Holtec International holds out hope that it will receive a major chunk of change from the Department of Energy’s Loan Programs Office to help restart the shuttered Palisades Nuclear Generating Station in Michigan by 2025, a spokesperson said Thursday.
The company expects DOE to make a decision in “late January/Early February at the earliest,” the spokesperson wrote in an email. That is the timeframe, the spokesperson said, that the agency might make a conditional commitment to a loan. Holtec at one point thought that conditional commitment would arrive in July 2023.
Holtec has repeatedly declined to deny reporting that it seeks at least $1 billion from DOE, though there are indications that the company may want much more.
NuScale Power Corp., Portland, Ore., announced this week it will lay off nearly a third of its workforce in the wake of a canceled project to deploy the company’s small modular reactors.
NuScale, majority owned by Fluor, will cut 154 full time staff, resulting in savings of between $50 million and $60 million, the company said in a press release. In November, citing lack of buyers for the electricity they would generate, NuScale announced that it and the Utah Associated Municipal Power Systems canceled plans to deploy small modular reactors that would have supplied power to seven states.
Rick McLeod, a longtime hand on Department of Energy weapons complex issues, has joined the Washington, D.C.-based Energy Communities Alliance to help the advocacy group’s community-based siting program for radioactive waste.
McLeod retired as head of the non-profit Savannah River Site Community Reuse Organization about a year ago and has been doing consulting work. Energy Communities Alliance is developing materials for municipalities looking at hosting consolidated interim storage facilities for radioactive waste, McLeod said in a LinkedIn post.
This week the Canadian Nuclear Safety Commission approved construction of a near-surface disposal facility at the Chalk River Laboratories site in Deep River, Ontario after finding the facility would not cause significant ill effects to a nearby river or traditional land of indigenous peoples.
The quasi-judicial tribunal announced the decision in a Jan. 9 press release following issuance of a record of decision. There was some First Nations tribal opposition to the decision, according to published accounts in the Canadian press.
Chalk River Laboratories, owned by the federal Crown corporation Atomic Energy of Canada Limited, applied in 2017 to build a disposal facility for up to 1 million cubic meters of solid low-level radioactive waste, such as building materials and contaminated personal protective clothing. Most of it is now stored at the Chalk River lab site. Some will come from other Atomic Energy of Canada Limited sites as well as Canadian universities and hospitals. A backgrounder on the project can be found here.
Joseph Hendrie, who chaired the Nuclear Regulatory Commission during the response to the partial meltdown of the Three Mile Island Unit 2 reactor in 1979, died Dec. 26, media reported this week. He was 98.
Hendrie was a PhD physicist who spent some 20 years in technical and administrative roles on nuclear reactor projects in academia and government before joining the Nuclear Regulatory Commission, then a relatively new agency, in 1977, according to his NRC bio.

===

**What this exercise asks**
**a)** Decide whether each statement agrees with the nuclear news passage, and support each yes or no with the exact deciding words from it: (i) At one point Holtec expected the conditional commitment to come in July 2023. (ii) NuScale will cut 200 full time staff. (iii) Joseph Hendrie died at age 98.
**b)** In the nuclear news passage, substitute "furlough" for "lay off" and write out the part between "NuScale Power Corp., Portland, Ore., announced" and "to seven states.", inclusive.

===

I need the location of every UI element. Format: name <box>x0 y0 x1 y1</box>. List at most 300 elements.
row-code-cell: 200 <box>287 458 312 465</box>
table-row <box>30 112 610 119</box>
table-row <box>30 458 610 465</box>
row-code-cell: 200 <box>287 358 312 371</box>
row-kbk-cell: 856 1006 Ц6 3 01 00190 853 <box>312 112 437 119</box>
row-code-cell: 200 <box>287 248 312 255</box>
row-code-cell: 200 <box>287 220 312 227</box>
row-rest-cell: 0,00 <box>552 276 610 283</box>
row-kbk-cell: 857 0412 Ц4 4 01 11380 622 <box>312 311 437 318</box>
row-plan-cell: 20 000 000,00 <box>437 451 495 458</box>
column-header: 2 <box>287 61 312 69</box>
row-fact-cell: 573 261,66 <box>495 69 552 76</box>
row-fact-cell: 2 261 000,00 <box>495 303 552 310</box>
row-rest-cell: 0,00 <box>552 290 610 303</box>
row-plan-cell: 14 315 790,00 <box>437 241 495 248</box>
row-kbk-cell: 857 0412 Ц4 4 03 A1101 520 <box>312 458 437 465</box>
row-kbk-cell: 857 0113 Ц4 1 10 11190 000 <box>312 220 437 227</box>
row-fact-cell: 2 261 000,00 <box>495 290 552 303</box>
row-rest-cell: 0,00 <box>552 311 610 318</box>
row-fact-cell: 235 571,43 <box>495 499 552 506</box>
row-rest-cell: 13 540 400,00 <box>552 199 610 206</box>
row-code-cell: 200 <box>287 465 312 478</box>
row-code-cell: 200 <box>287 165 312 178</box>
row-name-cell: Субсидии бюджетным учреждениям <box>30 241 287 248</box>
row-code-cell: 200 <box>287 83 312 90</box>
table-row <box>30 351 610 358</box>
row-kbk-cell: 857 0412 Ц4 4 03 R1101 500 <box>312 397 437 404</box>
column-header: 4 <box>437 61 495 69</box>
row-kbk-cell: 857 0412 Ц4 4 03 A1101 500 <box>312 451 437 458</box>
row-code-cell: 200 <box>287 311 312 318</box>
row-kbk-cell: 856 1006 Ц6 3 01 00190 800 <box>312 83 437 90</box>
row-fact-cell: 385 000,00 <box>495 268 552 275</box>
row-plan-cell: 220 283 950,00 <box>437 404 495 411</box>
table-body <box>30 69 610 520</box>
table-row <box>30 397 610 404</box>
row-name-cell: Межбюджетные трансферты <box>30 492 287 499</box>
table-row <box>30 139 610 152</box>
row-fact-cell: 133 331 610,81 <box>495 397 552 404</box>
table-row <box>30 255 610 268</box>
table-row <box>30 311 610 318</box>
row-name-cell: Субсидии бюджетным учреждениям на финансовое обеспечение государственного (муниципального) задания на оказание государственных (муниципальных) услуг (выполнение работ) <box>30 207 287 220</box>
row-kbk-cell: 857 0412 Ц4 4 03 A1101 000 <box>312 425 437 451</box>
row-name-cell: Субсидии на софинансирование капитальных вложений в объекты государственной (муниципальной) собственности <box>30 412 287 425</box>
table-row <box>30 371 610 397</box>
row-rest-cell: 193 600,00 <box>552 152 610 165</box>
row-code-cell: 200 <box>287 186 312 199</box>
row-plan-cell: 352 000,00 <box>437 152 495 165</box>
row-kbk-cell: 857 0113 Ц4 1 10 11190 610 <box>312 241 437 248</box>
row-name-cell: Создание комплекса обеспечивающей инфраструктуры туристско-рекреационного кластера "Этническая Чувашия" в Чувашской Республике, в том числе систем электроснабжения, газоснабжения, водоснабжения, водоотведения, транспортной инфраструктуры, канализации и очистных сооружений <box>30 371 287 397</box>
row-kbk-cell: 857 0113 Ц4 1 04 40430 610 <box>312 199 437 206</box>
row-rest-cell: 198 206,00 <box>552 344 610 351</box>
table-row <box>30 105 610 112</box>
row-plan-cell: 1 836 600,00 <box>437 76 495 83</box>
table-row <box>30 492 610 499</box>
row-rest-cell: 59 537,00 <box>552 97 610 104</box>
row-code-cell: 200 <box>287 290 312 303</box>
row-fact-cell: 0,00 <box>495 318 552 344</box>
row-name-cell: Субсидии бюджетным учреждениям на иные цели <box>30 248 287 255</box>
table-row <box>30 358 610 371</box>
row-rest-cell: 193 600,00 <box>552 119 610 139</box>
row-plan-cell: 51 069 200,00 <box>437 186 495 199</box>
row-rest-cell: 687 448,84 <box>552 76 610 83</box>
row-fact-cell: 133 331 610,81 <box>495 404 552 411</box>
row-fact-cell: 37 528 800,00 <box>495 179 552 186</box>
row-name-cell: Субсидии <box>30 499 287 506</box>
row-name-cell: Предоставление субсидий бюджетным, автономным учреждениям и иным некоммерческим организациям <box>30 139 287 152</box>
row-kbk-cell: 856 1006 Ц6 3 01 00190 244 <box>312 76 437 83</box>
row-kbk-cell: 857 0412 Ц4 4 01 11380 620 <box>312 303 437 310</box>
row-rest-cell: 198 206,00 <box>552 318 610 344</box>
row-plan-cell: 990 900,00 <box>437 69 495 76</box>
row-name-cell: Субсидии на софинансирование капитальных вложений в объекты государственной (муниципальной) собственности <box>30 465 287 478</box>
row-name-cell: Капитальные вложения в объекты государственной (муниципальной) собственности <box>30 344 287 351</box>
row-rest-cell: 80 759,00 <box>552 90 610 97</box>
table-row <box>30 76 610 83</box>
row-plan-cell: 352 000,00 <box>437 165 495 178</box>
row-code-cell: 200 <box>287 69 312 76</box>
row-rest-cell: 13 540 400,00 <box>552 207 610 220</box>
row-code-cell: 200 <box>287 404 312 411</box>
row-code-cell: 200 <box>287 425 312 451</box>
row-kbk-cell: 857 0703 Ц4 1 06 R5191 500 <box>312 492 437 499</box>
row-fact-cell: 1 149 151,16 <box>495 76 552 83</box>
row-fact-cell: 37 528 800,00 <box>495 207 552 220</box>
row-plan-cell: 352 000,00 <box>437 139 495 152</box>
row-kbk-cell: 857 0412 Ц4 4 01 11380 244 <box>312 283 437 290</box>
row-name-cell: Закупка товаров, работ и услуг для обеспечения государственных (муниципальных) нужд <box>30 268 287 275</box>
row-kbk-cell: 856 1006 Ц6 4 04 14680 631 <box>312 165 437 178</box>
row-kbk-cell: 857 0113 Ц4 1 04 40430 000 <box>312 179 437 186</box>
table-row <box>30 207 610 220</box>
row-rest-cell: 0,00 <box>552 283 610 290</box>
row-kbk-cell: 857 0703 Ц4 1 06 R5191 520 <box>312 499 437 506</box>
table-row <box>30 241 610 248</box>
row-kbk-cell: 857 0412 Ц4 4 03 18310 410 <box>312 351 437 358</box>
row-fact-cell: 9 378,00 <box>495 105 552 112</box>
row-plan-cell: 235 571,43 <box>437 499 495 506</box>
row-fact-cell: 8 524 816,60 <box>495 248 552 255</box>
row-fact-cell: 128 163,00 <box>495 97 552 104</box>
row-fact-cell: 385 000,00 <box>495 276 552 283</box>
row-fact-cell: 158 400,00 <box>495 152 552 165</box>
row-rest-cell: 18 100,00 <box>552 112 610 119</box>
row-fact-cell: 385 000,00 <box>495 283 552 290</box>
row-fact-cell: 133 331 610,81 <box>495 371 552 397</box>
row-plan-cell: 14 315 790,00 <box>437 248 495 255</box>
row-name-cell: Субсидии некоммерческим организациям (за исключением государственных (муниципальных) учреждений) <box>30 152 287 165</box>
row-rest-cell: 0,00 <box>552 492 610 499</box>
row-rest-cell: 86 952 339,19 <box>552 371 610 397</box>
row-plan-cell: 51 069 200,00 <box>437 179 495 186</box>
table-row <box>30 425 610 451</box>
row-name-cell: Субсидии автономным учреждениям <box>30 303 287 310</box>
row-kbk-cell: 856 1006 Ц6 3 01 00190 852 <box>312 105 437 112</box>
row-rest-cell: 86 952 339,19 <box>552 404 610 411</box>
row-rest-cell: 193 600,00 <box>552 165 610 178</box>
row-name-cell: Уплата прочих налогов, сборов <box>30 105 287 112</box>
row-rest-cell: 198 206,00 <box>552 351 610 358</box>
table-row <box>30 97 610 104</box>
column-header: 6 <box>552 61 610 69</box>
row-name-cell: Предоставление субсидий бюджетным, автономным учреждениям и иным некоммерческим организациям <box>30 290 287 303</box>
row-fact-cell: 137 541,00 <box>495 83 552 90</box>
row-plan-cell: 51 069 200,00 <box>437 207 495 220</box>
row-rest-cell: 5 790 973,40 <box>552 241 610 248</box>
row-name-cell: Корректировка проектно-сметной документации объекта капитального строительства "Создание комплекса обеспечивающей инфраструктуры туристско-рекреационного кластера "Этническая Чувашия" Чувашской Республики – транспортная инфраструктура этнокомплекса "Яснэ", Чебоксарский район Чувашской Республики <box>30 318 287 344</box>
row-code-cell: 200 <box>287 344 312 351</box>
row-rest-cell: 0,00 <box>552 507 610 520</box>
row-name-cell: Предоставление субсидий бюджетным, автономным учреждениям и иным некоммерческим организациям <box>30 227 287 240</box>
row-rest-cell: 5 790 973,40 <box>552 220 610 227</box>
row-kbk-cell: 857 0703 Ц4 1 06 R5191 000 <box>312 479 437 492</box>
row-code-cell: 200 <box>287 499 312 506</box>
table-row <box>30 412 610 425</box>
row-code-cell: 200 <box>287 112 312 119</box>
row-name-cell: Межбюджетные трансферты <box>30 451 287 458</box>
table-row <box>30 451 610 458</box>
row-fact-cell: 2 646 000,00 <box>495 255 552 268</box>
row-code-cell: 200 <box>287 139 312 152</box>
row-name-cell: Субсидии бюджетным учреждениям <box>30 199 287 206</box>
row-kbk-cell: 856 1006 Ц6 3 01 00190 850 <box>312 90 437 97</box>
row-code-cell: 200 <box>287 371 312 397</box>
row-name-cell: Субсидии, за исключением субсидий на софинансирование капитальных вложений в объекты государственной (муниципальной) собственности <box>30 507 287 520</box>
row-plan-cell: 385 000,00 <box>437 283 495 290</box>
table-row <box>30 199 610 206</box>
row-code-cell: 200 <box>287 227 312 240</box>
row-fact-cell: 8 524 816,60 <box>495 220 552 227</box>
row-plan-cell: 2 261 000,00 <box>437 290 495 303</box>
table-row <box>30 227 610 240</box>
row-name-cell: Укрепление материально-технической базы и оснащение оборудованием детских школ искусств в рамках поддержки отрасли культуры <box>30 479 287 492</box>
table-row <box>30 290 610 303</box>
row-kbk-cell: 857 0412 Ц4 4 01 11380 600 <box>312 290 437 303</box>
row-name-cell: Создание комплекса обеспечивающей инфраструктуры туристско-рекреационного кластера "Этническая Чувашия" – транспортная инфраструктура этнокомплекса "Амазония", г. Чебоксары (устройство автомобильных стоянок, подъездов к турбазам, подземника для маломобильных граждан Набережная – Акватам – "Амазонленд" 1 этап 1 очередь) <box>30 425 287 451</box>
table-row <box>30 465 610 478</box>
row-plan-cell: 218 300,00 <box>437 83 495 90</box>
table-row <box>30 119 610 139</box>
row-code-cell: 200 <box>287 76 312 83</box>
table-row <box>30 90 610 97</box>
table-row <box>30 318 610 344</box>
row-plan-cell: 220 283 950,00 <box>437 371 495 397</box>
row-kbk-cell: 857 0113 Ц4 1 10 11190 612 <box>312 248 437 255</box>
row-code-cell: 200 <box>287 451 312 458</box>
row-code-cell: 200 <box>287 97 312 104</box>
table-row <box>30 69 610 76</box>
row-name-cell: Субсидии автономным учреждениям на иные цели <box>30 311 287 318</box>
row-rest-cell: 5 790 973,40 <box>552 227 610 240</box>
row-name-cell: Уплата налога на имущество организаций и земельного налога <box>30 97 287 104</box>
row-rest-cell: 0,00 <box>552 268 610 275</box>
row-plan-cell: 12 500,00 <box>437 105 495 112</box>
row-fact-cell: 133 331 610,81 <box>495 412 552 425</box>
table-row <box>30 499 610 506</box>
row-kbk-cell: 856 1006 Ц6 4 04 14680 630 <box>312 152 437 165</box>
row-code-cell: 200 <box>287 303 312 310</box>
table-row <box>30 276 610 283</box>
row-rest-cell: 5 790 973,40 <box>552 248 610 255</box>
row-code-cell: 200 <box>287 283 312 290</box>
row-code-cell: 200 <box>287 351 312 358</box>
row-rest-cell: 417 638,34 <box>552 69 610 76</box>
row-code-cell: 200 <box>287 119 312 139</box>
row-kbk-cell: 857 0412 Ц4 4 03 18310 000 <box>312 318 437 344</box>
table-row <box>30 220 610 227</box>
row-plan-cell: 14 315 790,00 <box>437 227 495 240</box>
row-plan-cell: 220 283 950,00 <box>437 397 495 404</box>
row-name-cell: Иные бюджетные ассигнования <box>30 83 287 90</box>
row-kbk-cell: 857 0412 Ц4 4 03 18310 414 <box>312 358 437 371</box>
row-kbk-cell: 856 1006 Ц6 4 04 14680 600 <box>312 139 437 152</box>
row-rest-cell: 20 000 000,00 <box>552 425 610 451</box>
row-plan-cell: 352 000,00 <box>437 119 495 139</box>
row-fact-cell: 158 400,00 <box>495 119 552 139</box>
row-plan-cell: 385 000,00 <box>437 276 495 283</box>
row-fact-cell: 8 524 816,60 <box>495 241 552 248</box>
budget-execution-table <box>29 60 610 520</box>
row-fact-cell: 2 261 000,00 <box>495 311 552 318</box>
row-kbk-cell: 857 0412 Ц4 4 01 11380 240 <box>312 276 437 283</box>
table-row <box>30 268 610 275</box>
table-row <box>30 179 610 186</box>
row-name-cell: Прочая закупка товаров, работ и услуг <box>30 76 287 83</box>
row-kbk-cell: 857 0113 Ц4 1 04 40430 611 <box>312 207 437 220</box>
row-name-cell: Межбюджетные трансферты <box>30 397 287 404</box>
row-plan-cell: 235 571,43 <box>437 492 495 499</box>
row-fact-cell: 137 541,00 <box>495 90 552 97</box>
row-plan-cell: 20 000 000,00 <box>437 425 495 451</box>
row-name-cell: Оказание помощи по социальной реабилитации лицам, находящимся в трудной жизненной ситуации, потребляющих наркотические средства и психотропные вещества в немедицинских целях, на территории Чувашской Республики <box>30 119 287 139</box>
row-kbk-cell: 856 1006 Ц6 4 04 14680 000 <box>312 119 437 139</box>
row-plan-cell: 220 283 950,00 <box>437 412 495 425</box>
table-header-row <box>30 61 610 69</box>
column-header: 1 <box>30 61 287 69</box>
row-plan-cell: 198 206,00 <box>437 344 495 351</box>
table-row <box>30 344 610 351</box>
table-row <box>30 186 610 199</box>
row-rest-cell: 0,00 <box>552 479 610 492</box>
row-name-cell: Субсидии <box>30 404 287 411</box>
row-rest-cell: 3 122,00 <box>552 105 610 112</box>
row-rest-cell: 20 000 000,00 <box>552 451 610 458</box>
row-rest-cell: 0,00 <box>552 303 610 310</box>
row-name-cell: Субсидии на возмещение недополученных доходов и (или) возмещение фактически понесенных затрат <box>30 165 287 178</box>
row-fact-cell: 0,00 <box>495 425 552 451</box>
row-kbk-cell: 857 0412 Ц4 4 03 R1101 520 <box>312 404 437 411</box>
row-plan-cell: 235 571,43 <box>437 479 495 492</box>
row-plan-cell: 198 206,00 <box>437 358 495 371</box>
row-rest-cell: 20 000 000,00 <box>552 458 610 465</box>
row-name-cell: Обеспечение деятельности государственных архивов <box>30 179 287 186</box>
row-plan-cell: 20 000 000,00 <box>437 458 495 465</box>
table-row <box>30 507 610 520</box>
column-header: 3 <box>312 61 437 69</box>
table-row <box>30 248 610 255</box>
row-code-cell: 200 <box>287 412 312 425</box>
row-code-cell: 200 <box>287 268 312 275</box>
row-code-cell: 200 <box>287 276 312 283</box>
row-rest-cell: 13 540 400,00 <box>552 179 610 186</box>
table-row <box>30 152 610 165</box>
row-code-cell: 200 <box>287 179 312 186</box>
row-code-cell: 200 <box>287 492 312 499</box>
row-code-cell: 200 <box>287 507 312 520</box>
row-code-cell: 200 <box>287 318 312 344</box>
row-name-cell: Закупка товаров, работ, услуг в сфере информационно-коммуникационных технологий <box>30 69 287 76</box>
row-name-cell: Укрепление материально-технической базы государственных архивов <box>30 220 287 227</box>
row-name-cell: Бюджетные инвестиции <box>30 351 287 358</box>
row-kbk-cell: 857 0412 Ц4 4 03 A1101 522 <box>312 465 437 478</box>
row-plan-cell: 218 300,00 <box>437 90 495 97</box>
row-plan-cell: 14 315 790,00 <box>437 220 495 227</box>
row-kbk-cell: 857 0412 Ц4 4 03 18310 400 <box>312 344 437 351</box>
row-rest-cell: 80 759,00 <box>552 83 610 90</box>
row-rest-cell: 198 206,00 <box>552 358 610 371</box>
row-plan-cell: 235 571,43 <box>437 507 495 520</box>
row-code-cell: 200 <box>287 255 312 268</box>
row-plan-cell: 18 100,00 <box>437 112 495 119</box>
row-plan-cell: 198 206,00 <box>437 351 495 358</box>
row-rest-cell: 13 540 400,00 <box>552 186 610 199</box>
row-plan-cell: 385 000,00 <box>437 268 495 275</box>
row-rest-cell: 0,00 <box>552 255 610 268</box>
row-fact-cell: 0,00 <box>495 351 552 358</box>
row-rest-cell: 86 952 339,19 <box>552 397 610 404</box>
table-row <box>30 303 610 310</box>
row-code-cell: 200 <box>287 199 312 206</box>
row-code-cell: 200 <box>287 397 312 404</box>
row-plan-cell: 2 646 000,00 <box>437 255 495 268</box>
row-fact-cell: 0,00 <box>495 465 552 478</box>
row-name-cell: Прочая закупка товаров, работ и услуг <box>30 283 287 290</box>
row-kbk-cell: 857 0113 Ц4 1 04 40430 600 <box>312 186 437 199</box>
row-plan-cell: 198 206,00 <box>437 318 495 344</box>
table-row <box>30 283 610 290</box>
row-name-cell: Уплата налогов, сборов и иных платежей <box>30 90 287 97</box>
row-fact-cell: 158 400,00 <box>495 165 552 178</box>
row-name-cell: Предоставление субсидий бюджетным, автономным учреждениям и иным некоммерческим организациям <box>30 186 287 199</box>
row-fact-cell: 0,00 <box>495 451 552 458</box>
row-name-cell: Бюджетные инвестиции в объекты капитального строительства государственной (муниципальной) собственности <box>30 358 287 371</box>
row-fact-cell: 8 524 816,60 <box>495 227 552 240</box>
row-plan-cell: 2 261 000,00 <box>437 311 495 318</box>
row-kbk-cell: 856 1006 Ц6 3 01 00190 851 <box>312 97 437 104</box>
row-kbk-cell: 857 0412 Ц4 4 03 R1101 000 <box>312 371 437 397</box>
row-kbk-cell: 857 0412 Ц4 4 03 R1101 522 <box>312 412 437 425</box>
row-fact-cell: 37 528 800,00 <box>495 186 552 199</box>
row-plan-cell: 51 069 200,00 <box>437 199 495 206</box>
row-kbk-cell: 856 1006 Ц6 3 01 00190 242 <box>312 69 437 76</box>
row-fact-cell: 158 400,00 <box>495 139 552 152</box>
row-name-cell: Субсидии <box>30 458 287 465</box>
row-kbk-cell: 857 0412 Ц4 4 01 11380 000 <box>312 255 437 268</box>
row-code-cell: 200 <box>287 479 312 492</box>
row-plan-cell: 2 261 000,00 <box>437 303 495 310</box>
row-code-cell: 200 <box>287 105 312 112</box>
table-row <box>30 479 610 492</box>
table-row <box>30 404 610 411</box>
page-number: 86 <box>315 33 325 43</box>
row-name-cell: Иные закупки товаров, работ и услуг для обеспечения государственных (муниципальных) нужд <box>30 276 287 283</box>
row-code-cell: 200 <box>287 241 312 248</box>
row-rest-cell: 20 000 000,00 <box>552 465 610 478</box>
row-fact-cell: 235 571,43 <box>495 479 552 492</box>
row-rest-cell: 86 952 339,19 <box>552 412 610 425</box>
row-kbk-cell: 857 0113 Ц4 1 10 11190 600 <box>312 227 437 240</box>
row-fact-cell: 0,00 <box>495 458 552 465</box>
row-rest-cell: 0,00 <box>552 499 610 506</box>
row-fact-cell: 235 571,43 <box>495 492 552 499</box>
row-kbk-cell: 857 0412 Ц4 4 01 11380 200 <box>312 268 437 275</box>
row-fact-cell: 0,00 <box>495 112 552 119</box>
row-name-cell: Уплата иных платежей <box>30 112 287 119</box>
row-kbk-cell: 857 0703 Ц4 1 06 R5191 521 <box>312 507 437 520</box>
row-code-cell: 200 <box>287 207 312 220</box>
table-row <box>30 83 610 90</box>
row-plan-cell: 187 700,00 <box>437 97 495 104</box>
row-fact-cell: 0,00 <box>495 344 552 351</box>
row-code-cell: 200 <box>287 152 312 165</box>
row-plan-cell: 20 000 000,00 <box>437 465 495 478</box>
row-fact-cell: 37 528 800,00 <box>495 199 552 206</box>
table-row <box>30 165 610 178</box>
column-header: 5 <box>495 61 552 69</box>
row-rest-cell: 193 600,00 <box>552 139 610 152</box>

===

**Results of the exercise**
**a)**
(i) Yes: "Holtec at one point thought that conditional commitment would arrive in July 2023."
(ii) No: "will cut 154 full time staff"
(iii) Yes: "He was 98."

**b)**
NuScale Power Corp., Portland, Ore., announced this week it will furlough nearly a third of its workforce in the wake of a canceled project to deploy the company’s small modular reactors.
NuScale, majority owned by Fluor, will cut 154 full time staff, resulting in savings of between $50 million and $60 million, the company said in a press release. In November, citing lack of buyers for the electricity they would generate, NuScale announced that it and the Utah Associated Municipal Power Systems canceled plans to deploy small modular reactors that would have supplied power to seven states.